[Opening Data shown section]

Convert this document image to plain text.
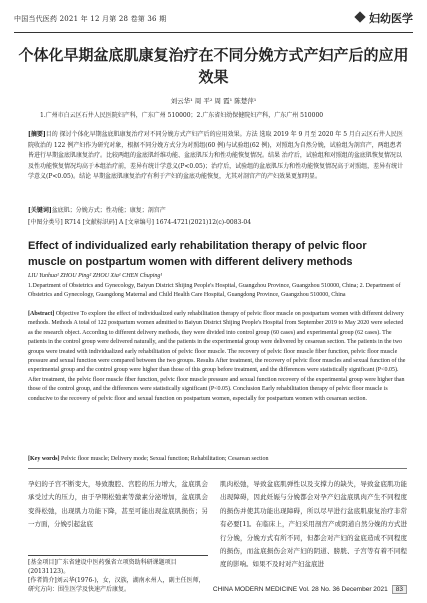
中国当代医药 2021 年 12 月第 28 卷第 36 期	妇幼医学
个体化早期盆底肌康复治疗在不同分娩方式产妇产后的应用效果
刘云华¹ 周 平² 周 霞¹ 陈楚萍¹
1.广州市白云区石井人民医院妇产科，广东广州 510000；2.广东省妇幼保健院妇产科，广东广州 510000
[摘要]目的 探讨个体化早期盆底肌康复治疗对不同分娩方式产妇产后的应用效果。方法 选取 2019 年 9 月至 2020 年 5 月白云区石井人民医院收治的 122 例产妇作为研究对象，根据不同分娩方式分为对照组(60 例)与试验组(62 例)，对照组为自然分娩，试验组为剖宫产，两组患者皆进行早期盆底肌康复治疗。比较两组的盆底肌纤维功能、盆底肌压力和性功能恢复情况。结果 治疗后，试验组和对照组的盆底肌恢复情况以及性功能恢复情况均高于本组治疗前，差异有统计学意义(P<0.05)；治疗后，试验组的盆底肌压力和性功能恢复情况高于对照组，差异有统计学意义(P<0.05)。结论 早期盆底肌康复治疗有利于产妇的盆底功能恢复，尤其对剖宫产的产妇效果更加明显。
[关键词]盆底肌；分娩方式；性功能；康复；剖宫产
[中图分类号] R714 [文献标识码] A [文章编号] 1674-4721(2021)12(c)-0083-04
Effect of individualized early rehabilitation therapy of pelvic floor muscle on postpartum women with different delivery methods
LIU Yunhua¹ ZHOU Ping² ZHOU Xia¹ CHEN Chuping¹
1.Department of Obstetrics and Gynecology, Baiyun District Shijing People's Hospital, Guangzhou Province, Guangzhou 510000, China; 2. Department of Obstetrics and Gynecology, Guangdong Maternal and Child Health Care Hospital, Guangdong Province, Guangzhou 510000, China
[Abstract] Objective To explore the effect of individualized early rehabilitation therapy of pelvic floor muscle on postpartum women with different delivery methods. Methods A total of 122 postpartum women admitted to Baiyun District Shijing People's Hospital from September 2019 to May 2020 were selected as the research object. According to different delivery methods, they were divided into control group (60 cases) and experimental group (62 cases). The patients in the control group were delivered naturally, and the patients in the experimental group were delivered by cesarean section. The patients in the two groups were treated with individualized early rehabilitation of pelvic floor muscle. The recovery of pelvic floor muscle fiber function, pelvic floor muscle pressure and sexual function were compared between the two groups. Results After treatment, the recovery of pelvic floor muscles and sexual function of the experimental group and the control group were higher than those of this group before treatment, and the differences were statistically significant (P<0.05). After treatment, the pelvic floor muscle fiber function, pelvic floor muscle pressure and sexual function recovery of the experimental group were higher than those of the control group, and the differences were statistically significant (P<0.05). Conclusion Early rehabilitation therapy of pelvic floor muscle is conducive to the recovery of pelvic floor and sexual function on postpartum women, especially for postpartum women with cesarean section.
[Key words] Pelvic floor muscle; Delivery mode; Sexual function; Rehabilitation; Cesarean section
孕妇的子宫不断变大，导致腹腔、宫腔的压力增大，盆底肌会承受过大的压力，由于孕期松弛素等激素分泌增加，盆底肌会变得松弛，出现肌力功能下降，甚至可能出现盆底肌损伤；另一方面，分娩引起盆底
肌肉松弛，导致盆底肌弹性以及支撑力的缺失，导致盆底肌功能出现障碍，因此妊娠与分娩都会对孕产妇盆底肌肉产生不同程度的损伤并使其功能出现障碍，所以尽早进行盆底肌康复治疗非常有必要[1]。在临床上，产妇采用剖宫产或阴道自然分娩的方式进行分娩，分娩方式有所不同，但都会对产妇的盆底造成不同程度的损伤，而盆底损伤会对产妇的阴道、膀胱、子宫等有着不同程度的影响。如果不及时对产妇盆底进
[基金项目]广东省建设中医药强省立项资助科研课题项目(20131123)。
[作者简介]刘云华(1976-)，女，汉族，湖南永州人，副主任医师，研究方向：围生医学及快速产后康复。	CHINA MODERN MEDICINE Vol. 28 No. 36 December 2021 83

[Closing Data shown section]

**Exercise details**
All of the entries above should be copied exactly, except for the pictures.

**Answer**
Convert this document image to plain text.
中国当代医药 2021 年 12 月第 28 卷第 36 期	妇幼医学
个体化早期盆底肌康复治疗在不同分娩方式产妇产后的应用效果
刘云华¹ 周 平² 周 霞¹ 陈楚萍¹
1.广州市白云区石井人民医院妇产科，广东广州 510000；2.广东省妇幼保健院妇产科，广东广州 510000
[摘要]目的 探讨个体化早期盆底肌康复治疗对不同分娩方式产妇产后的应用效果。方法 选取 2019 年 9 月至 2020 年 5 月白云区石井人民医院收治的 122 例产妇作为研究对象，根据不同分娩方式分为对照组(60 例)与试验组(62 例)，对照组为自然分娩，试验组为剖宫产，两组患者皆进行早期盆底肌康复治疗。比较两组的盆底肌纤维功能、盆底肌压力和性功能恢复情况。结果 治疗后，试验组和对照组的盆底肌恢复情况以及性功能恢复情况均高于本组治疗前，差异有统计学意义(P<0.05)；治疗后，试验组的盆底肌压力和性功能恢复情况高于对照组，差异有统计学意义(P<0.05)。结论 早期盆底肌康复治疗有利于产妇的盆底功能恢复，尤其对剖宫产的产妇效果更加明显。
[关键词]盆底肌；分娩方式；性功能；康复；剖宫产
[中图分类号] R714 [文献标识码] A [文章编号] 1674-4721(2021)12(c)-0083-04
Effect of individualized early rehabilitation therapy of pelvic floor muscle on postpartum women with different delivery methods
LIU Yunhua¹ ZHOU Ping² ZHOU Xia¹ CHEN Chuping¹
1.Department of Obstetrics and Gynecology, Baiyun District Shijing People's Hospital, Guangzhou Province, Guangzhou 510000, China; 2. Department of Obstetrics and Gynecology, Guangdong Maternal and Child Health Care Hospital, Guangdong Province, Guangzhou 510000, China
[Abstract] Objective To explore the effect of individualized early rehabilitation therapy of pelvic floor muscle on postpartum women with different delivery methods. Methods A total of 122 postpartum women admitted to Baiyun District Shijing People's Hospital from September 2019 to May 2020 were selected as the research object. According to different delivery methods, they were divided into control group (60 cases) and experimental group (62 cases). The patients in the control group were delivered naturally, and the patients in the experimental group were delivered by cesarean section. The patients in the two groups were treated with individualized early rehabilitation of pelvic floor muscle. The recovery of pelvic floor muscle fiber function, pelvic floor muscle pressure and sexual function were compared between the two groups. Results After treatment, the recovery of pelvic floor muscles and sexual function of the experimental group and the control group were higher than those of this group before treatment, and the differences were statistically significant (P<0.05). After treatment, the pelvic floor muscle fiber function, pelvic floor muscle pressure and sexual function recovery of the experimental group were higher than those of the control group, and the differences were statistically significant (P<0.05). Conclusion Early rehabilitation therapy of pelvic floor muscle is conducive to the recovery of pelvic floor and sexual function on postpartum women, especially for postpartum women with cesarean section.
[Key words] Pelvic floor muscle; Delivery mode; Sexual function; Rehabilitation; Cesarean section
孕妇的子宫不断变大，导致腹腔、宫腔的压力增大，盆底肌会承受过大的压力，由于孕期松弛素等激素分泌增加，盆底肌会变得松弛，出现肌力功能下降，甚至可能出现盆底肌损伤；另一方面，分娩引起盆底
肌肉松弛，导致盆底肌弹性以及支撑力的缺失，导致盆底肌功能出现障碍，因此妊娠与分娩都会对孕产妇盆底肌肉产生不同程度的损伤并使其功能出现障碍，所以尽早进行盆底肌康复治疗非常有必要[1]。在临床上，产妇采用剖宫产或阴道自然分娩的方式进行分娩，分娩方式有所不同，但都会对产妇的盆底造成不同程度的损伤，而盆底损伤会对产妇的阴道、膀胱、子宫等有着不同程度的影响。如果不及时对产妇盆底进
[基金项目]广东省建设中医药强省立项资助科研课题项目(20131123)。
[作者简介]刘云华(1976-)，女，汉族，湖南永州人，副主任医师，研究方向：围生医学及快速产后康复。	CHINA MODERN MEDICINE Vol. 28 No. 36 December 2021 83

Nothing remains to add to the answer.